%%

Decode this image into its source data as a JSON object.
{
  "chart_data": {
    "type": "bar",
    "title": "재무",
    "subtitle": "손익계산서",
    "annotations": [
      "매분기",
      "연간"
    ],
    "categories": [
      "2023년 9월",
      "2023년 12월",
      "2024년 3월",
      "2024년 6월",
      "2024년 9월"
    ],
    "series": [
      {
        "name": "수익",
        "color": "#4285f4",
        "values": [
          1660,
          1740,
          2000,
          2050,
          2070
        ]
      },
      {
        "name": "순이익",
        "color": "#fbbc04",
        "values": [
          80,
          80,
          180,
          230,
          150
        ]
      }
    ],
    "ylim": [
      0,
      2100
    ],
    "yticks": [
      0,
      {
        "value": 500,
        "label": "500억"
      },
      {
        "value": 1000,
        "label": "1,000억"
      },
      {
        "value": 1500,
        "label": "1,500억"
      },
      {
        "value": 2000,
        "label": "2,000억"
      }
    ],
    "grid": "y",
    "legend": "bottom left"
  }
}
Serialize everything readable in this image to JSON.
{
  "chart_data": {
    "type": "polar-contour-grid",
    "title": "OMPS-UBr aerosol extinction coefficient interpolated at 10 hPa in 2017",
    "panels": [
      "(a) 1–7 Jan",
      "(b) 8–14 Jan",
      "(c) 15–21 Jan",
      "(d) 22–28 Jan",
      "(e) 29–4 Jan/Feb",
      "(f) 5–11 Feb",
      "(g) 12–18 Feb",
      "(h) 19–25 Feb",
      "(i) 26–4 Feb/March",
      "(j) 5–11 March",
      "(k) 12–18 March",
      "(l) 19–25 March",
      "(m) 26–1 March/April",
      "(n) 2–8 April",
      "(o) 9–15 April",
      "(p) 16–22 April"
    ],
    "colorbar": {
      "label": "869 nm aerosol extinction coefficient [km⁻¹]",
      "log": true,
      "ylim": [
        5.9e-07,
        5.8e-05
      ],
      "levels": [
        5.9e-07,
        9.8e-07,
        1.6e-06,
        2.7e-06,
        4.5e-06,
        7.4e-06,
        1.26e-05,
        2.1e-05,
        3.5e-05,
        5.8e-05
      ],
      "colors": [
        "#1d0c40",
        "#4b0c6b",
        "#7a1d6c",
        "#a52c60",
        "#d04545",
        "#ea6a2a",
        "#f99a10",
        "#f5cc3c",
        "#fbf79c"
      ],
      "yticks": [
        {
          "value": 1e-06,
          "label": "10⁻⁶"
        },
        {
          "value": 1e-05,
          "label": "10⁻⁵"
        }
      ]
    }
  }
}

%%

Faithfully reproduce all of the records, character for character.

**FINAL ANSWER**
Decode this image into its source data as a JSON object.
{
  "chart_data": {
    "type": "bar",
    "title": "재무",
    "subtitle": "손익계산서",
    "annotations": [
      "매분기",
      "연간"
    ],
    "categories": [
      "2023년 9월",
      "2023년 12월",
      "2024년 3월",
      "2024년 6월",
      "2024년 9월"
    ],
    "series": [
      {
        "name": "수익",
        "color": "#4285f4",
        "values": [
          1660,
          1740,
          2000,
          2050,
          2070
        ]
      },
      {
        "name": "순이익",
        "color": "#fbbc04",
        "values": [
          80,
          80,
          180,
          230,
          150
        ]
      }
    ],
    "ylim": [
      0,
      2100
    ],
    "yticks": [
      0,
      {
        "value": 500,
        "label": "500억"
      },
      {
        "value": 1000,
        "label": "1,000억"
      },
      {
        "value": 1500,
        "label": "1,500억"
      },
      {
        "value": 2000,
        "label": "2,000억"
      }
    ],
    "grid": "y",
    "legend": "bottom left"
  }
}
Serialize everything readable in this image to JSON.
{
  "chart_data": {
    "type": "polar-contour-grid",
    "title": "OMPS-UBr aerosol extinction coefficient interpolated at 10 hPa in 2017",
    "panels": [
      "(a) 1–7 Jan",
      "(b) 8–14 Jan",
      "(c) 15–21 Jan",
      "(d) 22–28 Jan",
      "(e) 29–4 Jan/Feb",
      "(f) 5–11 Feb",
      "(g) 12–18 Feb",
      "(h) 19–25 Feb",
      "(i) 26–4 Feb/March",
      "(j) 5–11 March",
      "(k) 12–18 March",
      "(l) 19–25 March",
      "(m) 26–1 March/April",
      "(n) 2–8 April",
      "(o) 9–15 April",
      "(p) 16–22 April"
    ],
    "colorbar": {
      "label": "869 nm aerosol extinction coefficient [km⁻¹]",
      "log": true,
      "ylim": [
        5.9e-07,
        5.8e-05
      ],
      "levels": [
        5.9e-07,
        9.8e-07,
        1.6e-06,
        2.7e-06,
        4.5e-06,
        7.4e-06,
        1.26e-05,
        2.1e-05,
        3.5e-05,
        5.8e-05
      ],
      "colors": [
        "#1d0c40",
        "#4b0c6b",
        "#7a1d6c",
        "#a52c60",
        "#d04545",
        "#ea6a2a",
        "#f99a10",
        "#f5cc3c",
        "#fbf79c"
      ],
      "yticks": [
        {
          "value": 1e-06,
          "label": "10⁻⁶"
        },
        {
          "value": 1e-05,
          "label": "10⁻⁵"
        }
      ]
    }
  }
}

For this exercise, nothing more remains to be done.